>>>

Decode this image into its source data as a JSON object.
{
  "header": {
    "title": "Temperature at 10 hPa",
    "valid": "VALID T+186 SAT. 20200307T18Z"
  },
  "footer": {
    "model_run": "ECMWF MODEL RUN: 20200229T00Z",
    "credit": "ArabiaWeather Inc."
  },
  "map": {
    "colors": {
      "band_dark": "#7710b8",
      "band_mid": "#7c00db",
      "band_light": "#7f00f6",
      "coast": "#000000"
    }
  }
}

<<<

Please reproduce all of the entries exactly as they stand.

◆ Final answer
Decode this image into its source data as a JSON object.
{
  "header": {
    "title": "Temperature at 10 hPa",
    "valid": "VALID T+186 SAT. 20200307T18Z"
  },
  "footer": {
    "model_run": "ECMWF MODEL RUN: 20200229T00Z",
    "credit": "ArabiaWeather Inc."
  },
  "map": {
    "colors": {
      "band_dark": "#7710b8",
      "band_mid": "#7c00db",
      "band_light": "#7f00f6",
      "coast": "#000000"
    }
  }
}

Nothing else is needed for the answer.